Direction — Copy the listing verbatim, excluding any images found in it.

════════

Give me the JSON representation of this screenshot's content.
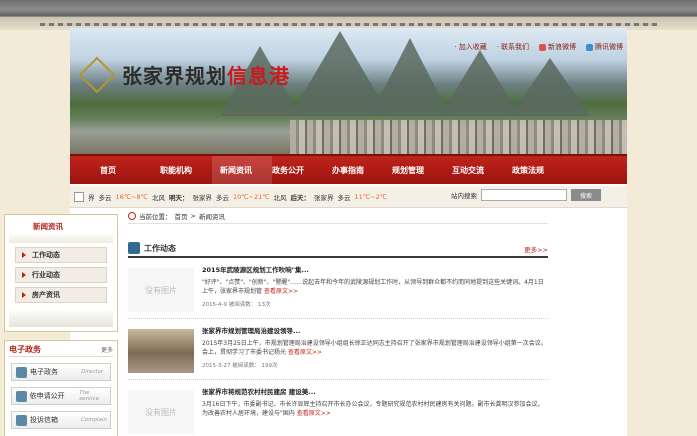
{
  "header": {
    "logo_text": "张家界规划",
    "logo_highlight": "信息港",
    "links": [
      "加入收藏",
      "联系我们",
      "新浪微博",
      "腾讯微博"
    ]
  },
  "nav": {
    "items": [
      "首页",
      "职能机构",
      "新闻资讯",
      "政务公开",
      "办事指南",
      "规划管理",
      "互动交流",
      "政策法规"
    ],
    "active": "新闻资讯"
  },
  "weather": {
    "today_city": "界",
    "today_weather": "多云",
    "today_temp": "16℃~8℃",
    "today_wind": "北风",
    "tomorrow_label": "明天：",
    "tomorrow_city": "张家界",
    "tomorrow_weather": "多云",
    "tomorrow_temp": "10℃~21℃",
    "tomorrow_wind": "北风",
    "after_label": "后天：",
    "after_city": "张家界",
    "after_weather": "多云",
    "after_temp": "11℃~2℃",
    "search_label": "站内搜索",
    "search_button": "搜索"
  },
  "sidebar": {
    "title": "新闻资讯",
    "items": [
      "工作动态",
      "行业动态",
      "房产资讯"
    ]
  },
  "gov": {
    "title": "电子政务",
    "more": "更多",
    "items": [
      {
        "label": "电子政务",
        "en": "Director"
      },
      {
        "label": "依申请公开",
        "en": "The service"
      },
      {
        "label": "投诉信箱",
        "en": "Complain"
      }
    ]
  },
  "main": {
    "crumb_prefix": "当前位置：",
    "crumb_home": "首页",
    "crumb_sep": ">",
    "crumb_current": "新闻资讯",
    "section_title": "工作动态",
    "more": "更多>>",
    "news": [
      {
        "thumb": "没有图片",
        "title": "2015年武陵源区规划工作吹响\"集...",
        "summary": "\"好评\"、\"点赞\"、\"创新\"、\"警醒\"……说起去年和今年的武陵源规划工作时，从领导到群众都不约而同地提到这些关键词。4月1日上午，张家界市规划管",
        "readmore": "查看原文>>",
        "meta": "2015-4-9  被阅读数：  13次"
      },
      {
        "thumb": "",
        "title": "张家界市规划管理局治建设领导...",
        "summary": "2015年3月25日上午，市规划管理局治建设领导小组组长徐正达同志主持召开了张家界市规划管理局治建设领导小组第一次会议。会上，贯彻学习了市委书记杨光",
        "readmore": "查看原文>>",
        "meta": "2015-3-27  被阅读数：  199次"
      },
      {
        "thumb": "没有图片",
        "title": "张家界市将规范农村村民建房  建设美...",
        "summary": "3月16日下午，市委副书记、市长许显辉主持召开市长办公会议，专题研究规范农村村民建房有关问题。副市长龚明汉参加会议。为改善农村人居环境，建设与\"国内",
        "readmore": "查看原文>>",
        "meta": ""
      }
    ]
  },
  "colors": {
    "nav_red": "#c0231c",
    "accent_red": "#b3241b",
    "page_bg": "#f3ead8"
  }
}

════════

Response —
Give me the JSON representation of this screenshot's content.
{
  "header": {
    "logo_text": "张家界规划",
    "logo_highlight": "信息港",
    "links": [
      "加入收藏",
      "联系我们",
      "新浪微博",
      "腾讯微博"
    ]
  },
  "nav": {
    "items": [
      "首页",
      "职能机构",
      "新闻资讯",
      "政务公开",
      "办事指南",
      "规划管理",
      "互动交流",
      "政策法规"
    ],
    "active": "新闻资讯"
  },
  "weather": {
    "today_city": "界",
    "today_weather": "多云",
    "today_temp": "16℃~8℃",
    "today_wind": "北风",
    "tomorrow_label": "明天：",
    "tomorrow_city": "张家界",
    "tomorrow_weather": "多云",
    "tomorrow_temp": "10℃~21℃",
    "tomorrow_wind": "北风",
    "after_label": "后天：",
    "after_city": "张家界",
    "after_weather": "多云",
    "after_temp": "11℃~2℃",
    "search_label": "站内搜索",
    "search_button": "搜索"
  },
  "sidebar": {
    "title": "新闻资讯",
    "items": [
      "工作动态",
      "行业动态",
      "房产资讯"
    ]
  },
  "gov": {
    "title": "电子政务",
    "more": "更多",
    "items": [
      {
        "label": "电子政务",
        "en": "Director"
      },
      {
        "label": "依申请公开",
        "en": "The service"
      },
      {
        "label": "投诉信箱",
        "en": "Complain"
      }
    ]
  },
  "main": {
    "crumb_prefix": "当前位置：",
    "crumb_home": "首页",
    "crumb_sep": ">",
    "crumb_current": "新闻资讯",
    "section_title": "工作动态",
    "more": "更多>>",
    "news": [
      {
        "thumb": "没有图片",
        "title": "2015年武陵源区规划工作吹响\"集...",
        "summary": "\"好评\"、\"点赞\"、\"创新\"、\"警醒\"……说起去年和今年的武陵源规划工作时，从领导到群众都不约而同地提到这些关键词。4月1日上午，张家界市规划管",
        "readmore": "查看原文>>",
        "meta": "2015-4-9  被阅读数：  13次"
      },
      {
        "thumb": "",
        "title": "张家界市规划管理局治建设领导...",
        "summary": "2015年3月25日上午，市规划管理局治建设领导小组组长徐正达同志主持召开了张家界市规划管理局治建设领导小组第一次会议。会上，贯彻学习了市委书记杨光",
        "readmore": "查看原文>>",
        "meta": "2015-3-27  被阅读数：  199次"
      },
      {
        "thumb": "没有图片",
        "title": "张家界市将规范农村村民建房  建设美...",
        "summary": "3月16日下午，市委副书记、市长许显辉主持召开市长办公会议，专题研究规范农村村民建房有关问题。副市长龚明汉参加会议。为改善农村人居环境，建设与\"国内",
        "readmore": "查看原文>>",
        "meta": ""
      }
    ]
  },
  "colors": {
    "nav_red": "#c0231c",
    "accent_red": "#b3241b",
    "page_bg": "#f3ead8"
  }
}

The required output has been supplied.